Stored data:
++++++++++++++++++++
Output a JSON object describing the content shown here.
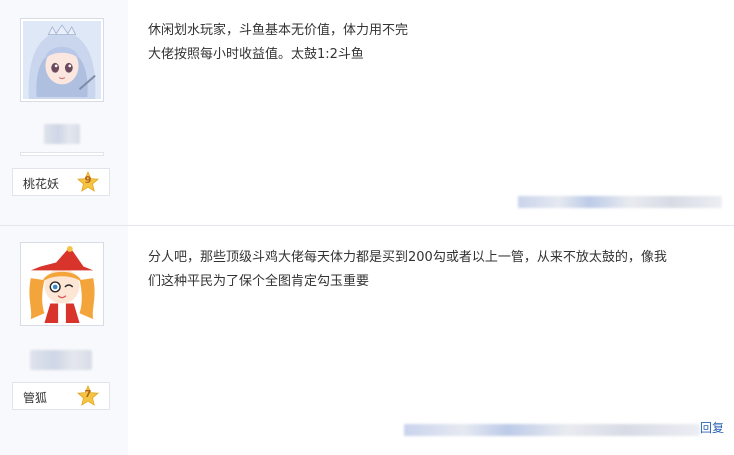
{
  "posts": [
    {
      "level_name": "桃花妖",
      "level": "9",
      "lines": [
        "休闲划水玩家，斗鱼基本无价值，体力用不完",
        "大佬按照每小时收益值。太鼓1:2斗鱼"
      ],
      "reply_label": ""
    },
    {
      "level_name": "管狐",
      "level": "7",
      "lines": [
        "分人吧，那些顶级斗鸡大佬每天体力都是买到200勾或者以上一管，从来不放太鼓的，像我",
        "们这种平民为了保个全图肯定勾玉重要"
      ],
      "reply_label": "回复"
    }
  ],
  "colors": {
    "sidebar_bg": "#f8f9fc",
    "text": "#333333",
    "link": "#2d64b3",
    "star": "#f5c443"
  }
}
++++++++++++++++++++
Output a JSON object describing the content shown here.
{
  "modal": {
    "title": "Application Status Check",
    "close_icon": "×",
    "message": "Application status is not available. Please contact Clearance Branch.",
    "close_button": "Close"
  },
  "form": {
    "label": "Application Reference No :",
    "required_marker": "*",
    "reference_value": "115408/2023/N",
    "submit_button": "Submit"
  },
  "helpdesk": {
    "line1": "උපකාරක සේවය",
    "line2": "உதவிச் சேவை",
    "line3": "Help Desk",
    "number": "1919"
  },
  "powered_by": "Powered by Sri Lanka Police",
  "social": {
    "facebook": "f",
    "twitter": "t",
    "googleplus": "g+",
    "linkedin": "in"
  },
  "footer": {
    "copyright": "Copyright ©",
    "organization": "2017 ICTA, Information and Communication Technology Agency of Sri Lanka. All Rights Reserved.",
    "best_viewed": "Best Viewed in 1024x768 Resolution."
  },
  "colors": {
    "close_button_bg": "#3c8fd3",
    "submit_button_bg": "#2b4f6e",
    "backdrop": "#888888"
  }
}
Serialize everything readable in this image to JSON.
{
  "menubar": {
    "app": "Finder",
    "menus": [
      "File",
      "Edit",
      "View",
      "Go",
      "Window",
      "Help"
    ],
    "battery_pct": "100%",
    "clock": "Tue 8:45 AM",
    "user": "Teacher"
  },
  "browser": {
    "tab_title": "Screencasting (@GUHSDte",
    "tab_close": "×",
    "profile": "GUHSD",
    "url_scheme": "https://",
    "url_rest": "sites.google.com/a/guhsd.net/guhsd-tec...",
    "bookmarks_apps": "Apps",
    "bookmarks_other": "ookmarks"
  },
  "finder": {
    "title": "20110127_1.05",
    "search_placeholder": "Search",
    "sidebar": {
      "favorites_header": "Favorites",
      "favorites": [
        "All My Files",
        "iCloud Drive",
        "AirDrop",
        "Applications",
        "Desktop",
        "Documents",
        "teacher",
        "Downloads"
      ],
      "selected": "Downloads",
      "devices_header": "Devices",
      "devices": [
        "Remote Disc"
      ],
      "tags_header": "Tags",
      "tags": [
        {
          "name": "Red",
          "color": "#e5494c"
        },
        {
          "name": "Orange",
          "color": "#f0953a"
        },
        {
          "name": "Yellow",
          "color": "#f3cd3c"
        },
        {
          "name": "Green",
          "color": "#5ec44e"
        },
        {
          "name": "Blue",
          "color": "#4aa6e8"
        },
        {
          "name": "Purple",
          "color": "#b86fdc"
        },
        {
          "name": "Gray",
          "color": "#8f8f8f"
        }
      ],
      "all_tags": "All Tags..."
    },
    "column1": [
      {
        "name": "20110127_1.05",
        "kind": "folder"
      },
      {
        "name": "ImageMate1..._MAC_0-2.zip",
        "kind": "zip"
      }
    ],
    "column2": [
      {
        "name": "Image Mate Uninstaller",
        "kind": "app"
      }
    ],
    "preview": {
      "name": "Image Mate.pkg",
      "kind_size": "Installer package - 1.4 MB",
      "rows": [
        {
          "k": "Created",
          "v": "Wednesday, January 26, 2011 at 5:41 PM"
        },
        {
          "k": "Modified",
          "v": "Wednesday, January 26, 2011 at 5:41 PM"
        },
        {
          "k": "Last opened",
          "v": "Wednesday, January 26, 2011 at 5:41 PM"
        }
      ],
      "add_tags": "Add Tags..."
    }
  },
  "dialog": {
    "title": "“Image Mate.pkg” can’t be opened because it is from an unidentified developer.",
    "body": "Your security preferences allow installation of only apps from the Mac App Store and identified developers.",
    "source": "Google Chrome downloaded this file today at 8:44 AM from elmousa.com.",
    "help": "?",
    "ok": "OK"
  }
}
++++++++++++++++++++
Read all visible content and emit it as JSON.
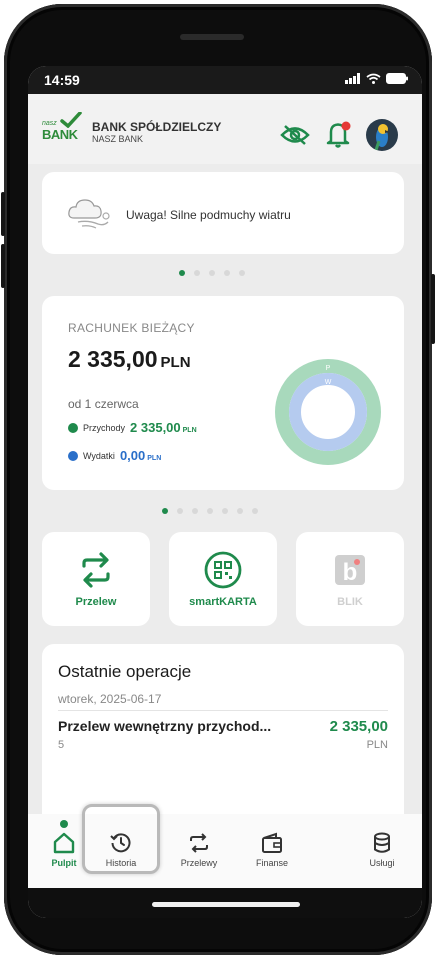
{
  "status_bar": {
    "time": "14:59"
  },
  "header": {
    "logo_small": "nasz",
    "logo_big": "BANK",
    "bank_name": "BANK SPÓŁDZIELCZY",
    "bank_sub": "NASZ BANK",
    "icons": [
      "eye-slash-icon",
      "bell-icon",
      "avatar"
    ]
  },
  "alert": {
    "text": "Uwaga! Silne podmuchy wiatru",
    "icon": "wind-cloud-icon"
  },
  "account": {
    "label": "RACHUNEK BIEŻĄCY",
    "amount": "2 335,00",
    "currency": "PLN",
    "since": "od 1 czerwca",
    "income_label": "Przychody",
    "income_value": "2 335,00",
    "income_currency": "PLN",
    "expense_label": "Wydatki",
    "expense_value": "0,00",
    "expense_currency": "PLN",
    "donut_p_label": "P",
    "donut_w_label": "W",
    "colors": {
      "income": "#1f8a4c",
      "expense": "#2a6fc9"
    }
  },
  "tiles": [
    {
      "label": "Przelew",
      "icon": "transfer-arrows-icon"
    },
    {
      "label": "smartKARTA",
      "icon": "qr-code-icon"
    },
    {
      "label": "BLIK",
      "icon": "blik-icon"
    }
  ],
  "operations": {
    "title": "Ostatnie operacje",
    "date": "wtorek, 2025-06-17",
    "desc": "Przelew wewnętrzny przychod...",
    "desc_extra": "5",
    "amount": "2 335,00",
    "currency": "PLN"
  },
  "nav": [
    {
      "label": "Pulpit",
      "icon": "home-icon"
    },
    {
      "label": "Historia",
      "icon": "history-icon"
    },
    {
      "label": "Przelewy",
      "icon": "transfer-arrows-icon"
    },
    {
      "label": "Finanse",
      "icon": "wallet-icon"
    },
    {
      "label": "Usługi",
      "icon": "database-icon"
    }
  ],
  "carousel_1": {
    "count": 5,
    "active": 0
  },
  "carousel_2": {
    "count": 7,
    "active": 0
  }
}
++++++++++++++++++++
Work to complete:
Gather from the data above every line with the string "this".

Solution to the exercise:
Serialize everything readable in this image to JSON.
    "source": "Google Chrome downloaded this file today at 8:44 AM from elmousa.com.",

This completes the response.